Work to be completed: Reproduce all of the data exactly, with no line skipped.
+--
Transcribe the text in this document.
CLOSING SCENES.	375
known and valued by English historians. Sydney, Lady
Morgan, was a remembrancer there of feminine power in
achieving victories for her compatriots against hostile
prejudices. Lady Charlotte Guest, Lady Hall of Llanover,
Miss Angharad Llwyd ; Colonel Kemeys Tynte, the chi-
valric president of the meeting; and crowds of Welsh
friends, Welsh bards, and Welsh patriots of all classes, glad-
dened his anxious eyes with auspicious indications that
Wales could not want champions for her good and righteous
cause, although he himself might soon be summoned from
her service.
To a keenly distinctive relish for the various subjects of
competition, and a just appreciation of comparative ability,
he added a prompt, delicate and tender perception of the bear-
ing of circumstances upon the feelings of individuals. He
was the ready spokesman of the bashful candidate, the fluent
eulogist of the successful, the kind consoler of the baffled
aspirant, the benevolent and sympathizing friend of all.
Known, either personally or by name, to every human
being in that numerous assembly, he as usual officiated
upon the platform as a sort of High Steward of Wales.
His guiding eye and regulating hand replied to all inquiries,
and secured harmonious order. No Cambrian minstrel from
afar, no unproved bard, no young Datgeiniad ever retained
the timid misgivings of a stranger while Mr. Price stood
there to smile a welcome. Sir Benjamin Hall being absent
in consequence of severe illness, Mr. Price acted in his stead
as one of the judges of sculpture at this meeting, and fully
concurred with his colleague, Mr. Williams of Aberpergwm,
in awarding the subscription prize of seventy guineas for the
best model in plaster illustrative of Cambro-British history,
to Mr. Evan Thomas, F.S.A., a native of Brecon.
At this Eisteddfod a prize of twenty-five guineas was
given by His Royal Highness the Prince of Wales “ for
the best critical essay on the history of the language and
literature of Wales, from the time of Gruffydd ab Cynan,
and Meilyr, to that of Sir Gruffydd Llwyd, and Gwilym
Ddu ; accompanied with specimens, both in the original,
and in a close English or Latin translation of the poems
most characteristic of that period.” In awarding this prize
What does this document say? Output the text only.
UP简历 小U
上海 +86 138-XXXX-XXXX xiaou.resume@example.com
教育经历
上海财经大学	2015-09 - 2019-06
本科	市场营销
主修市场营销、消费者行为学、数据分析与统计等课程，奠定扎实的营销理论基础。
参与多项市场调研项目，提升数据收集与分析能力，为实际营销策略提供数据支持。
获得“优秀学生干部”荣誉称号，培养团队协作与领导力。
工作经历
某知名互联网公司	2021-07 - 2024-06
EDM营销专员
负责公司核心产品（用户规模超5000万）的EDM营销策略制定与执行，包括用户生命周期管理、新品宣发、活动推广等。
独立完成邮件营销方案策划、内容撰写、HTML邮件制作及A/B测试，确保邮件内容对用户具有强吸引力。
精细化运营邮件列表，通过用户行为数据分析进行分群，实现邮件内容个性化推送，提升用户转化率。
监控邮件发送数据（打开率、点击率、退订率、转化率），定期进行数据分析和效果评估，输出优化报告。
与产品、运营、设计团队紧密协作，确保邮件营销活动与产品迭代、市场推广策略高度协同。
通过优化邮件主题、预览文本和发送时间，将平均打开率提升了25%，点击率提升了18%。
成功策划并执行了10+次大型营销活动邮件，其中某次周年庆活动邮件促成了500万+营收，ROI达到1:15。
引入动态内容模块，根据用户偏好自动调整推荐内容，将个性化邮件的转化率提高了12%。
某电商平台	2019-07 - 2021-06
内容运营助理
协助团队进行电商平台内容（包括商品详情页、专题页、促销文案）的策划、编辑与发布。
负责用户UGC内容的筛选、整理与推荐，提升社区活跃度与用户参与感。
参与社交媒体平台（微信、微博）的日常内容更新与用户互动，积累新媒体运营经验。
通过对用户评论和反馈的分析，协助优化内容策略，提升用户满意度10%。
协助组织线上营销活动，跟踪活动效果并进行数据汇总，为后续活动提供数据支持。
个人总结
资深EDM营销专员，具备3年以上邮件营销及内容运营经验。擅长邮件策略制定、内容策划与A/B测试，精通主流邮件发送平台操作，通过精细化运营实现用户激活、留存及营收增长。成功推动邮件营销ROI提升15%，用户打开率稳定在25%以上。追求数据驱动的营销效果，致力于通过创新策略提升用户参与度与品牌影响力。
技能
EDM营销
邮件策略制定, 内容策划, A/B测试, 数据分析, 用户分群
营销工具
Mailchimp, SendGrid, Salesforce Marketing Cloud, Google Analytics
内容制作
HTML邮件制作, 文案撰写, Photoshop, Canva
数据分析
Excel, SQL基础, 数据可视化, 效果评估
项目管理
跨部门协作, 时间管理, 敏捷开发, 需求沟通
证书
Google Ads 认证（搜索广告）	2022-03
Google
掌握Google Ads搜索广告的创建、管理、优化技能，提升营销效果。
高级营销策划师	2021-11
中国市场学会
+--
Task result:
Transcribe the text in this document.
CLOSING SCENES.	375
known and valued by English historians. Sydney, Lady
Morgan, was a remembrancer there of feminine power in
achieving victories for her compatriots against hostile
prejudices. Lady Charlotte Guest, Lady Hall of Llanover,
Miss Angharad Llwyd ; Colonel Kemeys Tynte, the chi-
valric president of the meeting; and crowds of Welsh
friends, Welsh bards, and Welsh patriots of all classes, glad-
dened his anxious eyes with auspicious indications that
Wales could not want champions for her good and righteous
cause, although he himself might soon be summoned from
her service.
To a keenly distinctive relish for the various subjects of
competition, and a just appreciation of comparative ability,
he added a prompt, delicate and tender perception of the bear-
ing of circumstances upon the feelings of individuals. He
was the ready spokesman of the bashful candidate, the fluent
eulogist of the successful, the kind consoler of the baffled
aspirant, the benevolent and sympathizing friend of all.
Known, either personally or by name, to every human
being in that numerous assembly, he as usual officiated
upon the platform as a sort of High Steward of Wales.
His guiding eye and regulating hand replied to all inquiries,
and secured harmonious order. No Cambrian minstrel from
afar, no unproved bard, no young Datgeiniad ever retained
the timid misgivings of a stranger while Mr. Price stood
there to smile a welcome. Sir Benjamin Hall being absent
in consequence of severe illness, Mr. Price acted in his stead
as one of the judges of sculpture at this meeting, and fully
concurred with his colleague, Mr. Williams of Aberpergwm,
in awarding the subscription prize of seventy guineas for the
best model in plaster illustrative of Cambro-British history,
to Mr. Evan Thomas, F.S.A., a native of Brecon.
At this Eisteddfod a prize of twenty-five guineas was
given by His Royal Highness the Prince of Wales “ for
the best critical essay on the history of the language and
literature of Wales, from the time of Gruffydd ab Cynan,
and Meilyr, to that of Sir Gruffydd Llwyd, and Gwilym
Ddu ; accompanied with specimens, both in the original,
and in a close English or Latin translation of the poems
most characteristic of that period.” In awarding this prize
What does this document say? Output the text only.
UP简历 小U
上海 +86 138-XXXX-XXXX xiaou.resume@example.com
教育经历
上海财经大学	2015-09 - 2019-06
本科	市场营销
主修市场营销、消费者行为学、数据分析与统计等课程，奠定扎实的营销理论基础。
参与多项市场调研项目，提升数据收集与分析能力，为实际营销策略提供数据支持。
获得“优秀学生干部”荣誉称号，培养团队协作与领导力。
工作经历
某知名互联网公司	2021-07 - 2024-06
EDM营销专员
负责公司核心产品（用户规模超5000万）的EDM营销策略制定与执行，包括用户生命周期管理、新品宣发、活动推广等。
独立完成邮件营销方案策划、内容撰写、HTML邮件制作及A/B测试，确保邮件内容对用户具有强吸引力。
精细化运营邮件列表，通过用户行为数据分析进行分群，实现邮件内容个性化推送，提升用户转化率。
监控邮件发送数据（打开率、点击率、退订率、转化率），定期进行数据分析和效果评估，输出优化报告。
与产品、运营、设计团队紧密协作，确保邮件营销活动与产品迭代、市场推广策略高度协同。
通过优化邮件主题、预览文本和发送时间，将平均打开率提升了25%，点击率提升了18%。
成功策划并执行了10+次大型营销活动邮件，其中某次周年庆活动邮件促成了500万+营收，ROI达到1:15。
引入动态内容模块，根据用户偏好自动调整推荐内容，将个性化邮件的转化率提高了12%。
某电商平台	2019-07 - 2021-06
内容运营助理
协助团队进行电商平台内容（包括商品详情页、专题页、促销文案）的策划、编辑与发布。
负责用户UGC内容的筛选、整理与推荐，提升社区活跃度与用户参与感。
参与社交媒体平台（微信、微博）的日常内容更新与用户互动，积累新媒体运营经验。
通过对用户评论和反馈的分析，协助优化内容策略，提升用户满意度10%。
协助组织线上营销活动，跟踪活动效果并进行数据汇总，为后续活动提供数据支持。
个人总结
资深EDM营销专员，具备3年以上邮件营销及内容运营经验。擅长邮件策略制定、内容策划与A/B测试，精通主流邮件发送平台操作，通过精细化运营实现用户激活、留存及营收增长。成功推动邮件营销ROI提升15%，用户打开率稳定在25%以上。追求数据驱动的营销效果，致力于通过创新策略提升用户参与度与品牌影响力。
技能
EDM营销
邮件策略制定, 内容策划, A/B测试, 数据分析, 用户分群
营销工具
Mailchimp, SendGrid, Salesforce Marketing Cloud, Google Analytics
内容制作
HTML邮件制作, 文案撰写, Photoshop, Canva
数据分析
Excel, SQL基础, 数据可视化, 效果评估
项目管理
跨部门协作, 时间管理, 敏捷开发, 需求沟通
证书
Google Ads 认证（搜索广告）	2022-03
Google
掌握Google Ads搜索广告的创建、管理、优化技能，提升营销效果。
高级营销策划师	2021-11
中国市场学会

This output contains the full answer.